Extracted data entries:
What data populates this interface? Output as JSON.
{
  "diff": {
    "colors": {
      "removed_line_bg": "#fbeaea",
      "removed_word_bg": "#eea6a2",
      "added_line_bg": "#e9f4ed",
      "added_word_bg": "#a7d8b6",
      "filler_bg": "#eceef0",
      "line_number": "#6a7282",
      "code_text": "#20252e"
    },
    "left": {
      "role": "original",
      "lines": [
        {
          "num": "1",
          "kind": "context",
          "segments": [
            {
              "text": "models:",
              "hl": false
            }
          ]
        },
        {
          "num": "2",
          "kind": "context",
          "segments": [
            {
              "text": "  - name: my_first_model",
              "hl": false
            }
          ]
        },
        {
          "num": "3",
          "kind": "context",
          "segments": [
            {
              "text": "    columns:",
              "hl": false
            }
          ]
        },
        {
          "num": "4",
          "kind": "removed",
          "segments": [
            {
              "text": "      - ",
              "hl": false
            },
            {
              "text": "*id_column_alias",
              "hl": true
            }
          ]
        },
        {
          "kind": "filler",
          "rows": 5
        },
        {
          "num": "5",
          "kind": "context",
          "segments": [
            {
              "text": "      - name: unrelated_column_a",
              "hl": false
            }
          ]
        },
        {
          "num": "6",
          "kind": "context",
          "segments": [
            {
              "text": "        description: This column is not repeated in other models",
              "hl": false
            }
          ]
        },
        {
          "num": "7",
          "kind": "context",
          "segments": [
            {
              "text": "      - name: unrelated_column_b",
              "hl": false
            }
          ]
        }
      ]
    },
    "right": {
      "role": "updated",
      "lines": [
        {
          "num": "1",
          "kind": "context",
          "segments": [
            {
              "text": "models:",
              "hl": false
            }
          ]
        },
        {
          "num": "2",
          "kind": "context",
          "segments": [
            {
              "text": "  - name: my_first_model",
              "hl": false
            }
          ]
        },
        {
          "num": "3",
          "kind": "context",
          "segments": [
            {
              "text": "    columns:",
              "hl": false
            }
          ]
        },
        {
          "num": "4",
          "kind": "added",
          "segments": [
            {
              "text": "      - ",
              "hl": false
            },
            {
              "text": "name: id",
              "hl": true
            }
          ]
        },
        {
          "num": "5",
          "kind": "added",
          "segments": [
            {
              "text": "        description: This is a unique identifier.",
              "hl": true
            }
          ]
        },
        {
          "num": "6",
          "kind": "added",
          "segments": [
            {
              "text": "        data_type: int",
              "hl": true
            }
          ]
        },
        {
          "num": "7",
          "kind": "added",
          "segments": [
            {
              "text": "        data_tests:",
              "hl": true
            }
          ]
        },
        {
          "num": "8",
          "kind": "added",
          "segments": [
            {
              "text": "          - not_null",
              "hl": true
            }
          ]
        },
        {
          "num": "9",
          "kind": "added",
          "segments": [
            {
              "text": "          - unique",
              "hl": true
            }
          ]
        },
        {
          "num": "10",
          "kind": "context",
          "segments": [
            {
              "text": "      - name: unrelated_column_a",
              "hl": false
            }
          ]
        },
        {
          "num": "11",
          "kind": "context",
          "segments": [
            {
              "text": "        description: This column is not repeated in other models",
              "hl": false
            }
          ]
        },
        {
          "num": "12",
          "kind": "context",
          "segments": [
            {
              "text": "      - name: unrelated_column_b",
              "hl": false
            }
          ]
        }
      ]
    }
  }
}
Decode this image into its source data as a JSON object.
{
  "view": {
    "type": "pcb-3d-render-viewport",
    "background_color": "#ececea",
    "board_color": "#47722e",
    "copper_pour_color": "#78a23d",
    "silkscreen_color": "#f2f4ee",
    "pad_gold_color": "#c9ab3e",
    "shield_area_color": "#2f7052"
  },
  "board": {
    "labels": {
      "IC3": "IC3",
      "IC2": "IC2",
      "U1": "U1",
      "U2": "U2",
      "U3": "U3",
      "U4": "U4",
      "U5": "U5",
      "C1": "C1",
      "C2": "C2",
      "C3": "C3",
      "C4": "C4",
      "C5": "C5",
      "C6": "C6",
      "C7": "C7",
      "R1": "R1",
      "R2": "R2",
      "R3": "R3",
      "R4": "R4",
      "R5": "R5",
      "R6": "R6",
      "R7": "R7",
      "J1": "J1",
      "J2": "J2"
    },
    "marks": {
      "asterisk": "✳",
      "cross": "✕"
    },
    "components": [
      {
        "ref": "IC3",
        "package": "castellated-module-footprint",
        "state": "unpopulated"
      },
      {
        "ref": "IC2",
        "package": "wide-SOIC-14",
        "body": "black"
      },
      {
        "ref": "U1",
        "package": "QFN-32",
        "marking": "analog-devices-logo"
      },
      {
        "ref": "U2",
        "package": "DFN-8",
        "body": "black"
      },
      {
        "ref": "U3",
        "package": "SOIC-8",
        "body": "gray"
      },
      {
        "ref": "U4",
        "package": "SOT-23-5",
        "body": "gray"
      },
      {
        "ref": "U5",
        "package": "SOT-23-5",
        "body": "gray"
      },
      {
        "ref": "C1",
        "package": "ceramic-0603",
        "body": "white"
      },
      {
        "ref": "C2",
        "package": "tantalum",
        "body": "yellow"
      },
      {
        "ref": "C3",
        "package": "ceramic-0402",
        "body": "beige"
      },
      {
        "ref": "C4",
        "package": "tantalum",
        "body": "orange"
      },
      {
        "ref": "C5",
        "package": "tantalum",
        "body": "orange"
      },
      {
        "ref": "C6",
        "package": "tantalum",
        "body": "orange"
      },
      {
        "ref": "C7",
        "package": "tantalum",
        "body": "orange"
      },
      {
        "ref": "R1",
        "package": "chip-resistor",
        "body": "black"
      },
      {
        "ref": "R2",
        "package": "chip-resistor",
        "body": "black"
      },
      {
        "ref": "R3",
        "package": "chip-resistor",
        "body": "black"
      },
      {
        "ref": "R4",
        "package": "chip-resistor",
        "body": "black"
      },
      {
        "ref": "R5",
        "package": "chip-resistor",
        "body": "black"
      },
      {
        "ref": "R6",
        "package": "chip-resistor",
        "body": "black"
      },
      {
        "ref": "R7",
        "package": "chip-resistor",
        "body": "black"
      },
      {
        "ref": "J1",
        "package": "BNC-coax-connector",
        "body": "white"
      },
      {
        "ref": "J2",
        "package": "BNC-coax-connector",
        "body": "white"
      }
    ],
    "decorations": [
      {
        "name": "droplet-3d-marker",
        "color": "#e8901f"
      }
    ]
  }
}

Task statement:
Print the complete listing again, exactly as it stands.

Final answer:
What data populates this interface? Output as JSON.
{
  "diff": {
    "colors": {
      "removed_line_bg": "#fbeaea",
      "removed_word_bg": "#eea6a2",
      "added_line_bg": "#e9f4ed",
      "added_word_bg": "#a7d8b6",
      "filler_bg": "#eceef0",
      "line_number": "#6a7282",
      "code_text": "#20252e"
    },
    "left": {
      "role": "original",
      "lines": [
        {
          "num": "1",
          "kind": "context",
          "segments": [
            {
              "text": "models:",
              "hl": false
            }
          ]
        },
        {
          "num": "2",
          "kind": "context",
          "segments": [
            {
              "text": "  - name: my_first_model",
              "hl": false
            }
          ]
        },
        {
          "num": "3",
          "kind": "context",
          "segments": [
            {
              "text": "    columns:",
              "hl": false
            }
          ]
        },
        {
          "num": "4",
          "kind": "removed",
          "segments": [
            {
              "text": "      - ",
              "hl": false
            },
            {
              "text": "*id_column_alias",
              "hl": true
            }
          ]
        },
        {
          "kind": "filler",
          "rows": 5
        },
        {
          "num": "5",
          "kind": "context",
          "segments": [
            {
              "text": "      - name: unrelated_column_a",
              "hl": false
            }
          ]
        },
        {
          "num": "6",
          "kind": "context",
          "segments": [
            {
              "text": "        description: This column is not repeated in other models",
              "hl": false
            }
          ]
        },
        {
          "num": "7",
          "kind": "context",
          "segments": [
            {
              "text": "      - name: unrelated_column_b",
              "hl": false
            }
          ]
        }
      ]
    },
    "right": {
      "role": "updated",
      "lines": [
        {
          "num": "1",
          "kind": "context",
          "segments": [
            {
              "text": "models:",
              "hl": false
            }
          ]
        },
        {
          "num": "2",
          "kind": "context",
          "segments": [
            {
              "text": "  - name: my_first_model",
              "hl": false
            }
          ]
        },
        {
          "num": "3",
          "kind": "context",
          "segments": [
            {
              "text": "    columns:",
              "hl": false
            }
          ]
        },
        {
          "num": "4",
          "kind": "added",
          "segments": [
            {
              "text": "      - ",
              "hl": false
            },
            {
              "text": "name: id",
              "hl": true
            }
          ]
        },
        {
          "num": "5",
          "kind": "added",
          "segments": [
            {
              "text": "        description: This is a unique identifier.",
              "hl": true
            }
          ]
        },
        {
          "num": "6",
          "kind": "added",
          "segments": [
            {
              "text": "        data_type: int",
              "hl": true
            }
          ]
        },
        {
          "num": "7",
          "kind": "added",
          "segments": [
            {
              "text": "        data_tests:",
              "hl": true
            }
          ]
        },
        {
          "num": "8",
          "kind": "added",
          "segments": [
            {
              "text": "          - not_null",
              "hl": true
            }
          ]
        },
        {
          "num": "9",
          "kind": "added",
          "segments": [
            {
              "text": "          - unique",
              "hl": true
            }
          ]
        },
        {
          "num": "10",
          "kind": "context",
          "segments": [
            {
              "text": "      - name: unrelated_column_a",
              "hl": false
            }
          ]
        },
        {
          "num": "11",
          "kind": "context",
          "segments": [
            {
              "text": "        description: This column is not repeated in other models",
              "hl": false
            }
          ]
        },
        {
          "num": "12",
          "kind": "context",
          "segments": [
            {
              "text": "      - name: unrelated_column_b",
              "hl": false
            }
          ]
        }
      ]
    }
  }
}
Decode this image into its source data as a JSON object.
{
  "view": {
    "type": "pcb-3d-render-viewport",
    "background_color": "#ececea",
    "board_color": "#47722e",
    "copper_pour_color": "#78a23d",
    "silkscreen_color": "#f2f4ee",
    "pad_gold_color": "#c9ab3e",
    "shield_area_color": "#2f7052"
  },
  "board": {
    "labels": {
      "IC3": "IC3",
      "IC2": "IC2",
      "U1": "U1",
      "U2": "U2",
      "U3": "U3",
      "U4": "U4",
      "U5": "U5",
      "C1": "C1",
      "C2": "C2",
      "C3": "C3",
      "C4": "C4",
      "C5": "C5",
      "C6": "C6",
      "C7": "C7",
      "R1": "R1",
      "R2": "R2",
      "R3": "R3",
      "R4": "R4",
      "R5": "R5",
      "R6": "R6",
      "R7": "R7",
      "J1": "J1",
      "J2": "J2"
    },
    "marks": {
      "asterisk": "✳",
      "cross": "✕"
    },
    "components": [
      {
        "ref": "IC3",
        "package": "castellated-module-footprint",
        "state": "unpopulated"
      },
      {
        "ref": "IC2",
        "package": "wide-SOIC-14",
        "body": "black"
      },
      {
        "ref": "U1",
        "package": "QFN-32",
        "marking": "analog-devices-logo"
      },
      {
        "ref": "U2",
        "package": "DFN-8",
        "body": "black"
      },
      {
        "ref": "U3",
        "package": "SOIC-8",
        "body": "gray"
      },
      {
        "ref": "U4",
        "package": "SOT-23-5",
        "body": "gray"
      },
      {
        "ref": "U5",
        "package": "SOT-23-5",
        "body": "gray"
      },
      {
        "ref": "C1",
        "package": "ceramic-0603",
        "body": "white"
      },
      {
        "ref": "C2",
        "package": "tantalum",
        "body": "yellow"
      },
      {
        "ref": "C3",
        "package": "ceramic-0402",
        "body": "beige"
      },
      {
        "ref": "C4",
        "package": "tantalum",
        "body": "orange"
      },
      {
        "ref": "C5",
        "package": "tantalum",
        "body": "orange"
      },
      {
        "ref": "C6",
        "package": "tantalum",
        "body": "orange"
      },
      {
        "ref": "C7",
        "package": "tantalum",
        "body": "orange"
      },
      {
        "ref": "R1",
        "package": "chip-resistor",
        "body": "black"
      },
      {
        "ref": "R2",
        "package": "chip-resistor",
        "body": "black"
      },
      {
        "ref": "R3",
        "package": "chip-resistor",
        "body": "black"
      },
      {
        "ref": "R4",
        "package": "chip-resistor",
        "body": "black"
      },
      {
        "ref": "R5",
        "package": "chip-resistor",
        "body": "black"
      },
      {
        "ref": "R6",
        "package": "chip-resistor",
        "body": "black"
      },
      {
        "ref": "R7",
        "package": "chip-resistor",
        "body": "black"
      },
      {
        "ref": "J1",
        "package": "BNC-coax-connector",
        "body": "white"
      },
      {
        "ref": "J2",
        "package": "BNC-coax-connector",
        "body": "white"
      }
    ],
    "decorations": [
      {
        "name": "droplet-3d-marker",
        "color": "#e8901f"
      }
    ]
  }
}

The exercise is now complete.